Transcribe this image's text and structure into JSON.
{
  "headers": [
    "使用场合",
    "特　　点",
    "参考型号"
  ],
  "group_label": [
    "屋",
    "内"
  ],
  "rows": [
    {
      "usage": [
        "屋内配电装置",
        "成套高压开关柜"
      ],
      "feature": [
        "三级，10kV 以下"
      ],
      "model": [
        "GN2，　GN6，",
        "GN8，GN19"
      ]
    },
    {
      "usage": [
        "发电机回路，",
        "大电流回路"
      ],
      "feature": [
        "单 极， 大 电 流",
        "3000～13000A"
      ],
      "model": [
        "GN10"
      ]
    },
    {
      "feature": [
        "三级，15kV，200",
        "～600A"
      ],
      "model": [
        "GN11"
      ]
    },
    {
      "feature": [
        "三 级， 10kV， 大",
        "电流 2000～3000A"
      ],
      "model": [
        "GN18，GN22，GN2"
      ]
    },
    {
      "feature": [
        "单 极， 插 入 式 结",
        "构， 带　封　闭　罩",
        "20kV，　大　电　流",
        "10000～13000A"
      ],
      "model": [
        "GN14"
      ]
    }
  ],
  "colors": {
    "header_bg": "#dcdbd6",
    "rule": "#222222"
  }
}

# Exercise
Go through the material above line by line and copy it exactly.

# Response to this task
Transcribe this image's text and structure into JSON.
{
  "headers": [
    "使用场合",
    "特　　点",
    "参考型号"
  ],
  "group_label": [
    "屋",
    "内"
  ],
  "rows": [
    {
      "usage": [
        "屋内配电装置",
        "成套高压开关柜"
      ],
      "feature": [
        "三级，10kV 以下"
      ],
      "model": [
        "GN2，　GN6，",
        "GN8，GN19"
      ]
    },
    {
      "usage": [
        "发电机回路，",
        "大电流回路"
      ],
      "feature": [
        "单 极， 大 电 流",
        "3000～13000A"
      ],
      "model": [
        "GN10"
      ]
    },
    {
      "feature": [
        "三级，15kV，200",
        "～600A"
      ],
      "model": [
        "GN11"
      ]
    },
    {
      "feature": [
        "三 级， 10kV， 大",
        "电流 2000～3000A"
      ],
      "model": [
        "GN18，GN22，GN2"
      ]
    },
    {
      "feature": [
        "单 极， 插 入 式 结",
        "构， 带　封　闭　罩",
        "20kV，　大　电　流",
        "10000～13000A"
      ],
      "model": [
        "GN14"
      ]
    }
  ],
  "colors": {
    "header_bg": "#dcdbd6",
    "rule": "#222222"
  }
}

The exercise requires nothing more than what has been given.